* _Records for the exercise_

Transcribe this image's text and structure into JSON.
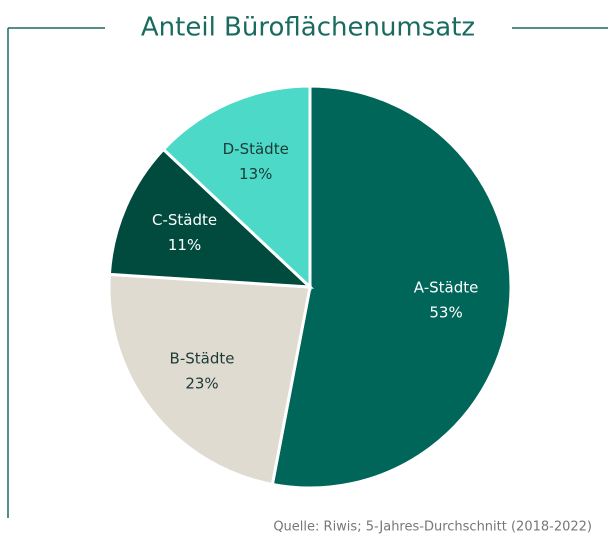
{
  "chart_data": {
    "type": "pie",
    "title": "Anteil Büroflächenumsatz",
    "categories": [
      "A-Städte",
      "B-Städte",
      "C-Städte",
      "D-Städte"
    ],
    "values": [
      53,
      23,
      11,
      13
    ],
    "value_labels": [
      "53%",
      "23%",
      "11%",
      "13%"
    ],
    "colors": [
      "#00665a",
      "#e0dbd0",
      "#004a3e",
      "#4dd9c8"
    ],
    "source": "Quelle: Riwis; 5-Jahres-Durchschnitt (2018-2022)"
  }
}
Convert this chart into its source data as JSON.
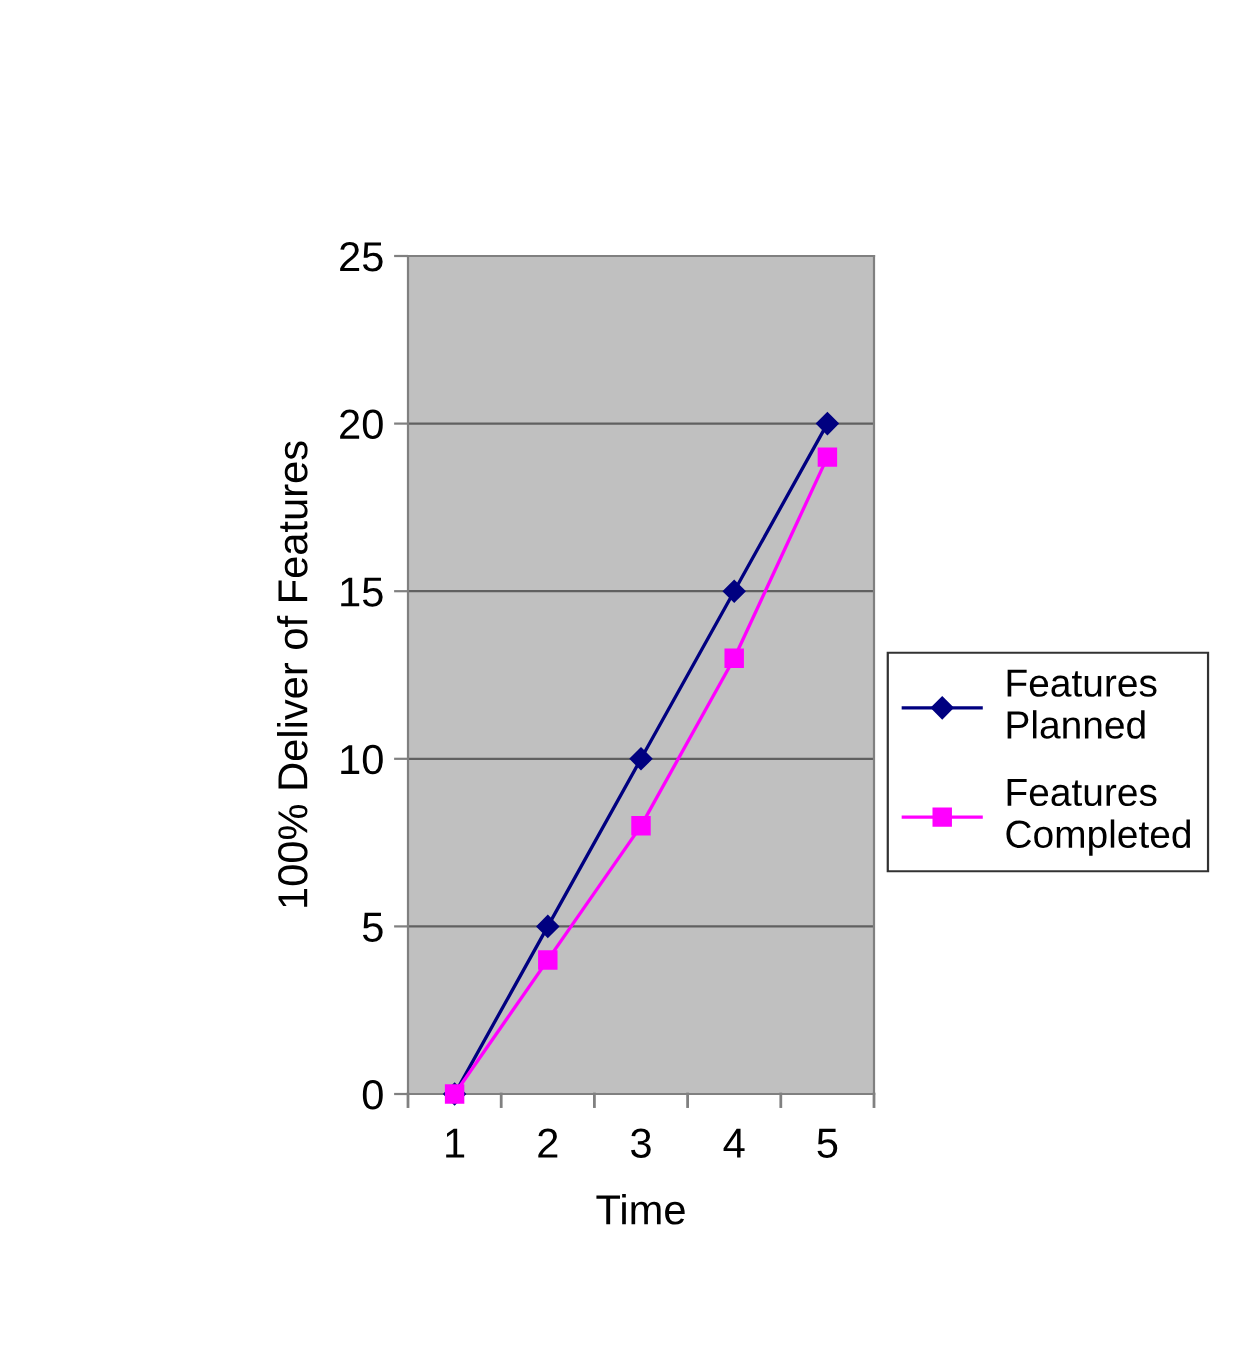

* _Written problem_
Strip out the pictures and quote the remaining data word for word.

* _Solution_
Transcribe this image's text and structure into JSON.
{
  "chart_data": {
    "type": "pie",
    "title": "Anteil Büroflächenumsatz",
    "categories": [
      "A-Städte",
      "B-Städte",
      "C-Städte",
      "D-Städte"
    ],
    "values": [
      53,
      23,
      11,
      13
    ],
    "value_labels": [
      "53%",
      "23%",
      "11%",
      "13%"
    ],
    "colors": [
      "#00665a",
      "#e0dbd0",
      "#004a3e",
      "#4dd9c8"
    ],
    "source": "Quelle: Riwis; 5-Jahres-Durchschnitt (2018-2022)"
  }
}
Convert this chart into its source data as JSON.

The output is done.